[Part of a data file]
=======
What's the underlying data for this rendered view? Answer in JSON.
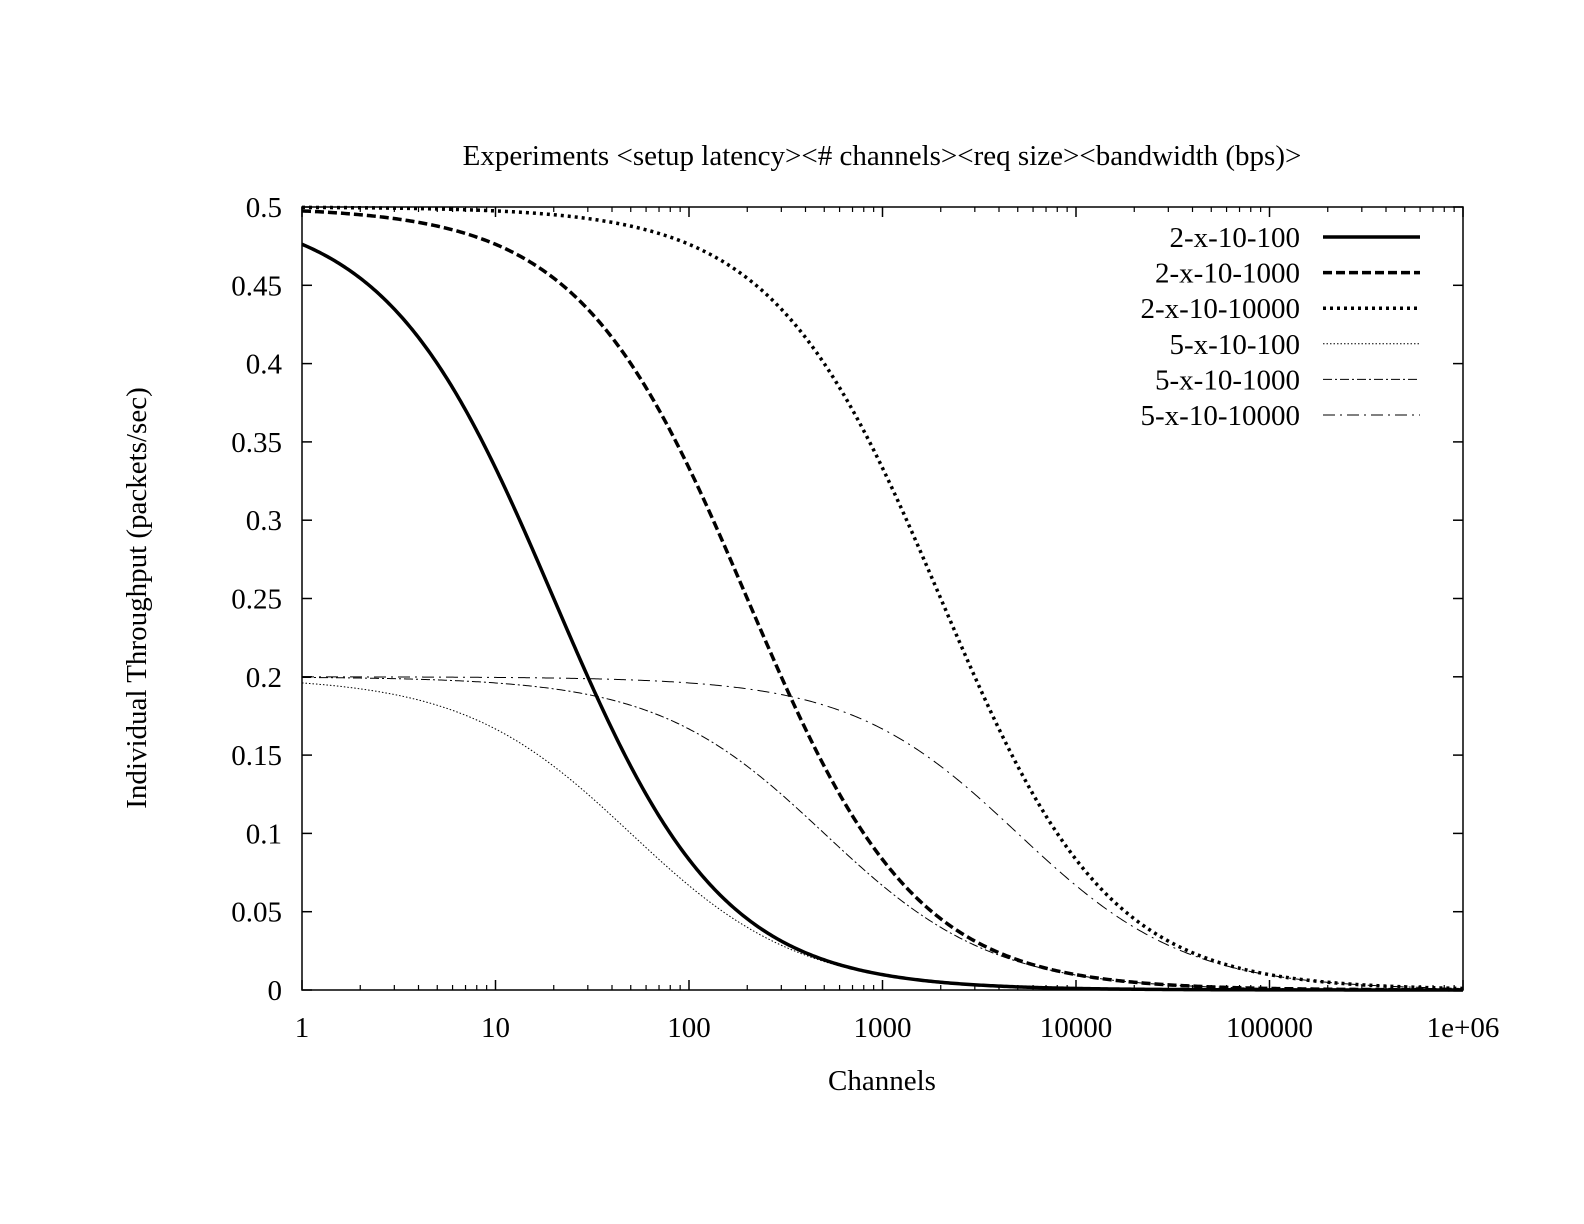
{
  "chart_data": {
    "type": "line",
    "title": "Experiments <setup latency><# channels><req size><bandwidth (bps)>",
    "xlabel": "Channels",
    "ylabel": "Individual Throughput (packets/sec)",
    "xscale": "log",
    "xlim": [
      1,
      1000000
    ],
    "ylim": [
      0,
      0.5
    ],
    "xticks": [
      1,
      10,
      100,
      1000,
      10000,
      100000,
      1000000
    ],
    "xtick_labels": [
      "1",
      "10",
      "100",
      "1000",
      "10000",
      "100000",
      "1e+06"
    ],
    "yticks": [
      0,
      0.05,
      0.1,
      0.15,
      0.2,
      0.25,
      0.3,
      0.35,
      0.4,
      0.45,
      0.5
    ],
    "ytick_labels": [
      "0",
      "0.05",
      "0.1",
      "0.15",
      "0.2",
      "0.25",
      "0.3",
      "0.35",
      "0.4",
      "0.45",
      "0.5"
    ],
    "grid": false,
    "legend_position": "top-right",
    "x": [
      1,
      10,
      100,
      1000,
      10000,
      100000,
      1000000
    ],
    "series": [
      {
        "name": "2-x-10-100",
        "latency": 2,
        "req_size": 10,
        "bandwidth": 100,
        "style": "solid-thick",
        "values": [
          0.476,
          0.333,
          0.0833,
          0.0098,
          0.000998,
          0.0001,
          1e-05
        ]
      },
      {
        "name": "2-x-10-1000",
        "latency": 2,
        "req_size": 10,
        "bandwidth": 1000,
        "style": "dashed-thick",
        "values": [
          0.4975,
          0.4762,
          0.3333,
          0.0833,
          0.0098,
          0.000998,
          0.0001
        ]
      },
      {
        "name": "2-x-10-10000",
        "latency": 2,
        "req_size": 10,
        "bandwidth": 10000,
        "style": "dotted-thick",
        "values": [
          0.49975,
          0.4975,
          0.4762,
          0.3333,
          0.0833,
          0.0098,
          0.000998
        ]
      },
      {
        "name": "5-x-10-100",
        "latency": 5,
        "req_size": 10,
        "bandwidth": 100,
        "style": "dotted-thin",
        "values": [
          0.196,
          0.1667,
          0.0667,
          0.0095,
          0.000998,
          0.0001,
          1e-05
        ]
      },
      {
        "name": "5-x-10-1000",
        "latency": 5,
        "req_size": 10,
        "bandwidth": 1000,
        "style": "dashdot-thin",
        "values": [
          0.1996,
          0.196,
          0.1667,
          0.0667,
          0.0095,
          0.000998,
          0.0001
        ]
      },
      {
        "name": "5-x-10-10000",
        "latency": 5,
        "req_size": 10,
        "bandwidth": 10000,
        "style": "dashdot-long-thin",
        "values": [
          0.19996,
          0.1996,
          0.196,
          0.1667,
          0.0667,
          0.0095,
          0.000998
        ]
      }
    ]
  }
}
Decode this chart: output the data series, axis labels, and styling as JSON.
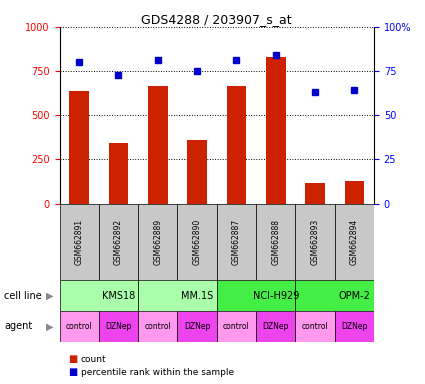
{
  "title": "GDS4288 / 203907_s_at",
  "samples": [
    "GSM662891",
    "GSM662892",
    "GSM662889",
    "GSM662890",
    "GSM662887",
    "GSM662888",
    "GSM662893",
    "GSM662894"
  ],
  "counts": [
    635,
    340,
    665,
    360,
    665,
    830,
    115,
    125
  ],
  "percentiles": [
    80,
    73,
    81,
    75,
    81,
    84,
    63,
    64
  ],
  "cell_lines": [
    {
      "name": "KMS18",
      "span": [
        0,
        2
      ],
      "color": "#AAFFAA"
    },
    {
      "name": "MM.1S",
      "span": [
        2,
        4
      ],
      "color": "#AAFFAA"
    },
    {
      "name": "NCI-H929",
      "span": [
        4,
        6
      ],
      "color": "#44EE44"
    },
    {
      "name": "OPM-2",
      "span": [
        6,
        8
      ],
      "color": "#44EE44"
    }
  ],
  "agents": [
    "control",
    "DZNep",
    "control",
    "DZNep",
    "control",
    "DZNep",
    "control",
    "DZNep"
  ],
  "agent_color_control": "#FF99EE",
  "agent_color_dznep": "#EE44EE",
  "bar_color": "#CC2200",
  "dot_color": "#0000CC",
  "ylim_left": [
    0,
    1000
  ],
  "ylim_right": [
    0,
    100
  ],
  "yticks_left": [
    0,
    250,
    500,
    750,
    1000
  ],
  "yticks_right": [
    0,
    25,
    50,
    75,
    100
  ],
  "bar_width": 0.5,
  "sample_bg": "#C8C8C8",
  "title_fontsize": 9,
  "tick_fontsize": 7,
  "label_fontsize": 7,
  "agent_fontsize": 5.5,
  "sample_fontsize": 5.5
}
=======
• GOAL:
Without the pictures, copy the material exactly as given.

• TASK RESPONSE:
What's the underlying data for this rendered view? Answer in JSON.
{
  "chart_data": {
    "type": "line",
    "title": "Experiments <setup latency><# channels><req size><bandwidth (bps)>",
    "xlabel": "Channels",
    "ylabel": "Individual Throughput (packets/sec)",
    "xscale": "log",
    "xlim": [
      1,
      1000000
    ],
    "ylim": [
      0,
      0.5
    ],
    "xticks": [
      1,
      10,
      100,
      1000,
      10000,
      100000,
      1000000
    ],
    "xtick_labels": [
      "1",
      "10",
      "100",
      "1000",
      "10000",
      "100000",
      "1e+06"
    ],
    "yticks": [
      0,
      0.05,
      0.1,
      0.15,
      0.2,
      0.25,
      0.3,
      0.35,
      0.4,
      0.45,
      0.5
    ],
    "ytick_labels": [
      "0",
      "0.05",
      "0.1",
      "0.15",
      "0.2",
      "0.25",
      "0.3",
      "0.35",
      "0.4",
      "0.45",
      "0.5"
    ],
    "grid": false,
    "legend_position": "top-right",
    "x": [
      1,
      10,
      100,
      1000,
      10000,
      100000,
      1000000
    ],
    "series": [
      {
        "name": "2-x-10-100",
        "latency": 2,
        "req_size": 10,
        "bandwidth": 100,
        "style": "solid-thick",
        "values": [
          0.476,
          0.333,
          0.0833,
          0.0098,
          0.000998,
          0.0001,
          1e-05
        ]
      },
      {
        "name": "2-x-10-1000",
        "latency": 2,
        "req_size": 10,
        "bandwidth": 1000,
        "style": "dashed-thick",
        "values": [
          0.4975,
          0.4762,
          0.3333,
          0.0833,
          0.0098,
          0.000998,
          0.0001
        ]
      },
      {
        "name": "2-x-10-10000",
        "latency": 2,
        "req_size": 10,
        "bandwidth": 10000,
        "style": "dotted-thick",
        "values": [
          0.49975,
          0.4975,
          0.4762,
          0.3333,
          0.0833,
          0.0098,
          0.000998
        ]
      },
      {
        "name": "5-x-10-100",
        "latency": 5,
        "req_size": 10,
        "bandwidth": 100,
        "style": "dotted-thin",
        "values": [
          0.196,
          0.1667,
          0.0667,
          0.0095,
          0.000998,
          0.0001,
          1e-05
        ]
      },
      {
        "name": "5-x-10-1000",
        "latency": 5,
        "req_size": 10,
        "bandwidth": 1000,
        "style": "dashdot-thin",
        "values": [
          0.1996,
          0.196,
          0.1667,
          0.0667,
          0.0095,
          0.000998,
          0.0001
        ]
      },
      {
        "name": "5-x-10-10000",
        "latency": 5,
        "req_size": 10,
        "bandwidth": 10000,
        "style": "dashdot-long-thin",
        "values": [
          0.19996,
          0.1996,
          0.196,
          0.1667,
          0.0667,
          0.0095,
          0.000998
        ]
      }
    ]
  }
}
Decode this chart: output the data series, axis labels, and styling as JSON.
{
  "title": "GDS4288 / 203907_s_at",
  "samples": [
    "GSM662891",
    "GSM662892",
    "GSM662889",
    "GSM662890",
    "GSM662887",
    "GSM662888",
    "GSM662893",
    "GSM662894"
  ],
  "counts": [
    635,
    340,
    665,
    360,
    665,
    830,
    115,
    125
  ],
  "percentiles": [
    80,
    73,
    81,
    75,
    81,
    84,
    63,
    64
  ],
  "cell_lines": [
    {
      "name": "KMS18",
      "span": [
        0,
        2
      ],
      "color": "#AAFFAA"
    },
    {
      "name": "MM.1S",
      "span": [
        2,
        4
      ],
      "color": "#AAFFAA"
    },
    {
      "name": "NCI-H929",
      "span": [
        4,
        6
      ],
      "color": "#44EE44"
    },
    {
      "name": "OPM-2",
      "span": [
        6,
        8
      ],
      "color": "#44EE44"
    }
  ],
  "agents": [
    "control",
    "DZNep",
    "control",
    "DZNep",
    "control",
    "DZNep",
    "control",
    "DZNep"
  ],
  "agent_color_control": "#FF99EE",
  "agent_color_dznep": "#EE44EE",
  "bar_color": "#CC2200",
  "dot_color": "#0000CC",
  "ylim_left": [
    0,
    1000
  ],
  "ylim_right": [
    0,
    100
  ],
  "yticks_left": [
    0,
    250,
    500,
    750,
    1000
  ],
  "yticks_right": [
    0,
    25,
    50,
    75,
    100
  ],
  "bar_width": 0.5,
  "sample_bg": "#C8C8C8",
  "title_fontsize": 9,
  "tick_fontsize": 7,
  "label_fontsize": 7,
  "agent_fontsize": 5.5,
  "sample_fontsize": 5.5
}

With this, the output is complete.